Quoted text >>
After talking to her supervisor, Parker moved to dismiss the ticket.  Judge Coe, who was surprised by the motion, did not accept it and said that he was going to adjourn the case “to give it some more thought.”  Subsequently, Parker again moved to dismiss, and Judge Coe dismissed the charge in April 2015.

The Commission decision notes that, after the pre-trial conference, Judge Coe met with Judge Weingartner to discuss what had occurred.  Judge Weingartner told Judge Coe that Judge Ayres had called him earlier and asked him to handle the ticket.  Judge Coe’s clerk also told him that Judge Ayres had asked her to transfer the ticket to Judge Weingartner.  Judge Coe sent an inquiry to the advisory committee and, after receiving the committee’s response, sent a letter to the Commission about Judge Ayres’s conduct.

Throughout the Commission’s proceedings, Judge Ayres insisted that his actions were permissible because he was acting “as a parent,” not as a judge, and was only attempting to help his daughter obtain the result that she was entitled to by law.  The Commission emphasized that “paternal instincts,” although understandable, do not “justify a departure from the standards expected of the judiciary,” agreeing with the referee’s rejection of the judge’s argument “that he had ‘absolute immunity’ to intervene as a parent on behalf of his daughter in an ongoing judicial proceeding.”  Noting that the judge had ample opportunity to reflect upon the propriety of intervening, the Commission reached the “inescapable” conclusion “that he either ignored or misunderstood his ethical obligations and intervened in the case simply because he believed that he had a better chance of getting the ticket dismissed than his daughter had on her own.”

In the second case underlying the discipline proceeding, after a defendant’s attorney filed a notice of appeal from a restitution order he entered in a larceny and disorderly conduct case, the judge sent 8 letters, 5 of which were ex parte, to the county court judge who was hearing the appeal.  The judge’s letters advised the other judge that, for example, the appeal should “be dismissed as it has not been perfected as required,” his order was “within the parameters of the law,” and the defendant’s claims were “baseless” and inconsistent with the plea agreement.  The judge also described the defense attorney’s arguments in “highly disparaging terms” (for example, “ludicrous,” “defies logic,” and “totally beyond any rational thought process”).  The judge continued writing the letters even after the county court judge sent him a letter advising him of the proper procedures and admonishing him for his “troubling” statements about the merits of the appeal.

The Commission found that the judge “abandoned his role as a neutral arbiter and became an advocate . . . .”

* * *
In another 2015 opinion, the New York advisory committee provided more guidance regarding reporting judicial or attorney misconduct.  New York Joint Advisory Opinion 2015-138/2015-144/2015-166.  The committee explained that the rule requires a 3-prong analysis:  (1) Whether there is a “substantial likelihood” of a violation; (2) Whether the likely violation is substantial; and (3) What action is appropriate.  According to the committee, a judge is not required to investigate possible misconduct but may discharge his disciplinary responsibilities based on facts he already knows.

Instruction A >>
In the passage on judicial discipline, how many letters did the judge send to the county court judge hearing the appeal, and how many of them were ex parte?

[Items listed in a dataset]
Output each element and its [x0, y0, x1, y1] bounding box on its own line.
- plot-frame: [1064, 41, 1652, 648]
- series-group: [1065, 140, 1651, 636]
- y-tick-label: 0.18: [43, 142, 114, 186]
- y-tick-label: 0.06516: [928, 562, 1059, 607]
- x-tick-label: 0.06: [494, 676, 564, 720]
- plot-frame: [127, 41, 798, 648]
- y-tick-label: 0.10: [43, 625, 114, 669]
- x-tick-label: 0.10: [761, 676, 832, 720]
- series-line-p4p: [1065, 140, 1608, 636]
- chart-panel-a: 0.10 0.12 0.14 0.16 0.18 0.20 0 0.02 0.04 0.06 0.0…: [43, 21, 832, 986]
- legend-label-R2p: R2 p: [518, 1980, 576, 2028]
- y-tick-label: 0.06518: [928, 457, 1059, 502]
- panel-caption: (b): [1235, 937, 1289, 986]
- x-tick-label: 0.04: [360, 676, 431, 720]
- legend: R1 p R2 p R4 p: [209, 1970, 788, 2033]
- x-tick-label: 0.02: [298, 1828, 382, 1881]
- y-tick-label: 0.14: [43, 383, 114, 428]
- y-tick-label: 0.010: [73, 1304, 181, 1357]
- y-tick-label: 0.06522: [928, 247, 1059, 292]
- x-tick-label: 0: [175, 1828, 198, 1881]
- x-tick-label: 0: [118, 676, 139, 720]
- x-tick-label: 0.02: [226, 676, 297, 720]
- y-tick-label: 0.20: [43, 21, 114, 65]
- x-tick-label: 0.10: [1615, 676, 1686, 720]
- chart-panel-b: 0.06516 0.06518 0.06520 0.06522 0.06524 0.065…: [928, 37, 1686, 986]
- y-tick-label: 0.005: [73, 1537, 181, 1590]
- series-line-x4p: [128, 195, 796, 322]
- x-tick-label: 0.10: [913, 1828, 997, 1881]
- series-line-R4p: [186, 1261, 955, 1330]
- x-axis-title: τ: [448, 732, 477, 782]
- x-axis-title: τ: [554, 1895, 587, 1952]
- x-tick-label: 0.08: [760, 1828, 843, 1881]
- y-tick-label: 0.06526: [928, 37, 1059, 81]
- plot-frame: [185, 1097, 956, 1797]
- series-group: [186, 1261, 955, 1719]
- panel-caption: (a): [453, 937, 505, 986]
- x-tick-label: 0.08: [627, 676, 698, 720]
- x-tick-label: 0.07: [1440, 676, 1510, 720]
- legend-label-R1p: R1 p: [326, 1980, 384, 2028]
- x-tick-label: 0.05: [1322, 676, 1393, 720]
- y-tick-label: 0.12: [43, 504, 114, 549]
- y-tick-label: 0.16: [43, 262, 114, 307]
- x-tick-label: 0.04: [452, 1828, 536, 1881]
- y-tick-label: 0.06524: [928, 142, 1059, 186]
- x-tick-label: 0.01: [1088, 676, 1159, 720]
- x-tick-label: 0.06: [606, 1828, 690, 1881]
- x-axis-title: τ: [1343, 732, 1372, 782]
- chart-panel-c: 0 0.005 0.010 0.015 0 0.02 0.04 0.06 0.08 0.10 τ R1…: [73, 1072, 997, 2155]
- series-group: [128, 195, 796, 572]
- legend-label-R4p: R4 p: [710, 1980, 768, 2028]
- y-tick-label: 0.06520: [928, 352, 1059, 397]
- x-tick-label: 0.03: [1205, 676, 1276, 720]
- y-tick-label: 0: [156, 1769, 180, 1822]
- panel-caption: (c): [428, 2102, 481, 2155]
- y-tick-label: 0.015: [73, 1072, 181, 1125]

Instruction B >>
Extract everything in the rows from the start down to the line containing "- panel-caption: (b): [1235, 937, 1289, 986]", both ends included, and reproduce each line unchanged.

Complete output A >>
He sent 8 letters, 5 of them ex parte.

Complete output B >>
Output each element and its [x0, y0, x1, y1] bounding box on its own line.
- plot-frame: [1064, 41, 1652, 648]
- series-group: [1065, 140, 1651, 636]
- y-tick-label: 0.18: [43, 142, 114, 186]
- y-tick-label: 0.06516: [928, 562, 1059, 607]
- x-tick-label: 0.06: [494, 676, 564, 720]
- plot-frame: [127, 41, 798, 648]
- y-tick-label: 0.10: [43, 625, 114, 669]
- x-tick-label: 0.10: [761, 676, 832, 720]
- series-line-p4p: [1065, 140, 1608, 636]
- chart-panel-a: 0.10 0.12 0.14 0.16 0.18 0.20 0 0.02 0.04 0.06 0.0…: [43, 21, 832, 986]
- legend-label-R2p: R2 p: [518, 1980, 576, 2028]
- y-tick-label: 0.06518: [928, 457, 1059, 502]
- panel-caption: (b): [1235, 937, 1289, 986]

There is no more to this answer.